## WHAT THE EXERCISE ASKS
In the records below, count every line containing "System". Reply with the number only.

[Data items]
= = = =
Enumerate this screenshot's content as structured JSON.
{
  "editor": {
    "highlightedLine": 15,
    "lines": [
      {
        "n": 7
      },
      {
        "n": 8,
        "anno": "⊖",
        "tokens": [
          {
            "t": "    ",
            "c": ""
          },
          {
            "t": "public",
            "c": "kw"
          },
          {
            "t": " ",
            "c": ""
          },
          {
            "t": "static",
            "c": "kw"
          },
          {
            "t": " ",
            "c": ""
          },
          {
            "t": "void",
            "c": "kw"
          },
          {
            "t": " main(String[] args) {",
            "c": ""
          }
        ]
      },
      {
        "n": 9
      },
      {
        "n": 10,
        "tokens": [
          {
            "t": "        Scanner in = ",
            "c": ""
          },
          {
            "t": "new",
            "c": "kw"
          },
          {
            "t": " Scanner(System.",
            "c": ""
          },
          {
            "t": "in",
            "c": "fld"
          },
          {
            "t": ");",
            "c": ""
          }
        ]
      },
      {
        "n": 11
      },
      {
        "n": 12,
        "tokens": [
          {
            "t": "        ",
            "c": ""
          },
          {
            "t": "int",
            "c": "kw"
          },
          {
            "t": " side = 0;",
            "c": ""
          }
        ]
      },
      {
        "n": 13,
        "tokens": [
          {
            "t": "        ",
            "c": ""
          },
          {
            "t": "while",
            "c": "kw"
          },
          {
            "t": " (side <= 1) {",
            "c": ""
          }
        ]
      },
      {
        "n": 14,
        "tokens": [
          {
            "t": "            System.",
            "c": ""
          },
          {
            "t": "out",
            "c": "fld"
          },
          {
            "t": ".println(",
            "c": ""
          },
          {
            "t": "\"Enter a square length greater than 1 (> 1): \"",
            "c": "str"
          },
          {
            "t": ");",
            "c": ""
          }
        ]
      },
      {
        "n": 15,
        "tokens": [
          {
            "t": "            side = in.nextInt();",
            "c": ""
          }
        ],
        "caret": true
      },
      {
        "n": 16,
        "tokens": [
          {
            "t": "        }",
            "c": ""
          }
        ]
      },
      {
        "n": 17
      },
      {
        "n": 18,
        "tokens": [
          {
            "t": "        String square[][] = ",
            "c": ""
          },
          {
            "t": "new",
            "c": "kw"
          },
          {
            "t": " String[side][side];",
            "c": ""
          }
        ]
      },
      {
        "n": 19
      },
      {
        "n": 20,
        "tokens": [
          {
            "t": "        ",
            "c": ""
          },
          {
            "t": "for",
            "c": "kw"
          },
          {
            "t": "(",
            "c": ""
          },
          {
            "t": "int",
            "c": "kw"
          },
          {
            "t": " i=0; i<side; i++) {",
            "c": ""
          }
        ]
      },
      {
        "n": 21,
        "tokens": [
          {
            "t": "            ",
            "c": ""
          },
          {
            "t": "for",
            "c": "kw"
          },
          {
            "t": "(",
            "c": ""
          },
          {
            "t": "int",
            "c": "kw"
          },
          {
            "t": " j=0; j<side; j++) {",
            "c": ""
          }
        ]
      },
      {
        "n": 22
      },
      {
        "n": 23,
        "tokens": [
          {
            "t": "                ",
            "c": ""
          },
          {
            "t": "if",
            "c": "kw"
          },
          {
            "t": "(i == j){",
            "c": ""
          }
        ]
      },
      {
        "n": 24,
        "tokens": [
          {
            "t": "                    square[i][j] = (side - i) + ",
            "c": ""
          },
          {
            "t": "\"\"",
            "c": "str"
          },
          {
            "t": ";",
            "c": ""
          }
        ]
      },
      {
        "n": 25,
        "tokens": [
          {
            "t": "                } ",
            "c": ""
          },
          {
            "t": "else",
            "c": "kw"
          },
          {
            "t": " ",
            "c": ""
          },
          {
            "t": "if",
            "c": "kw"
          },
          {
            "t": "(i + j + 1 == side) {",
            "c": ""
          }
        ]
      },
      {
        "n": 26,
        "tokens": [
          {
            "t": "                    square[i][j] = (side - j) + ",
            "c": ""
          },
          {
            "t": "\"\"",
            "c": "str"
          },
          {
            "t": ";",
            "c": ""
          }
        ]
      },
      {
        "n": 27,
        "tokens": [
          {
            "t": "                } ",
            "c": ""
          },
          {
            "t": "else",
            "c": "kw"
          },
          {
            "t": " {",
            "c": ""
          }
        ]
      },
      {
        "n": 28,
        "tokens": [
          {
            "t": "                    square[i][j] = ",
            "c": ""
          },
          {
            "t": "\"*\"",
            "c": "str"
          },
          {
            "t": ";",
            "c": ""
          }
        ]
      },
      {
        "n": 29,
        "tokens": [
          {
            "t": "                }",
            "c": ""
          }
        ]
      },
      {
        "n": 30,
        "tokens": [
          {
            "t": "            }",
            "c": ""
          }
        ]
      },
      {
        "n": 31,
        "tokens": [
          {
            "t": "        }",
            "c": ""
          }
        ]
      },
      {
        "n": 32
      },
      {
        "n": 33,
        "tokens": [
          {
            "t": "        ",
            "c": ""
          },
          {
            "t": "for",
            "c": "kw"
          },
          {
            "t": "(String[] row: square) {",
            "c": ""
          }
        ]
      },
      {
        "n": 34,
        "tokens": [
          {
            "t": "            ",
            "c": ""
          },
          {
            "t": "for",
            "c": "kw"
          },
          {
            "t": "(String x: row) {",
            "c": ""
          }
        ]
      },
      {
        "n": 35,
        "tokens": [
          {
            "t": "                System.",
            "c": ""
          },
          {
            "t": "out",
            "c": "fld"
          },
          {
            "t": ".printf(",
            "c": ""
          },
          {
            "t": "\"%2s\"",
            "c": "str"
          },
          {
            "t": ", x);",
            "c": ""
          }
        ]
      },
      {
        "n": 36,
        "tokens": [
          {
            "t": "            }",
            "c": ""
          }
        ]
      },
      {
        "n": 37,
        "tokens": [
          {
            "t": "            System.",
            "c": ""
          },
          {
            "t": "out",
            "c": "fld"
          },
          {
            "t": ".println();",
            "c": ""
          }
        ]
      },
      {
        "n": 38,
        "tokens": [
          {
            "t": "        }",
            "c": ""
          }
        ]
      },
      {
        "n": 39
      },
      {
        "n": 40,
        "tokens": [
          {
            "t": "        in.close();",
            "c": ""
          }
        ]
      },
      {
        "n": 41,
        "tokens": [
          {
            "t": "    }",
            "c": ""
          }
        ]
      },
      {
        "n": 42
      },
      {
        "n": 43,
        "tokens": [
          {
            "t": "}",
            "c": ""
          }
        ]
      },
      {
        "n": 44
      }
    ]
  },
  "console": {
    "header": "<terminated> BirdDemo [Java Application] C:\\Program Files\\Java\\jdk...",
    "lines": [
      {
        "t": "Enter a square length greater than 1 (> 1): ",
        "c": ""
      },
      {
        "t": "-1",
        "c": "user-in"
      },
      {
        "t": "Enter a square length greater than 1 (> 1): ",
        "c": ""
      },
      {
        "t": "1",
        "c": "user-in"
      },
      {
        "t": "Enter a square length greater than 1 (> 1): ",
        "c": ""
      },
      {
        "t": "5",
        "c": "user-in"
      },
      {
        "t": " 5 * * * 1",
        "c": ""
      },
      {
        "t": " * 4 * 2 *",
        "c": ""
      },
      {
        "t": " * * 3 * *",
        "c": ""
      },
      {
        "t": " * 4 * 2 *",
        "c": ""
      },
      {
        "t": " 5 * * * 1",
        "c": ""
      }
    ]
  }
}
= = = =
## FINISHED ANSWER
4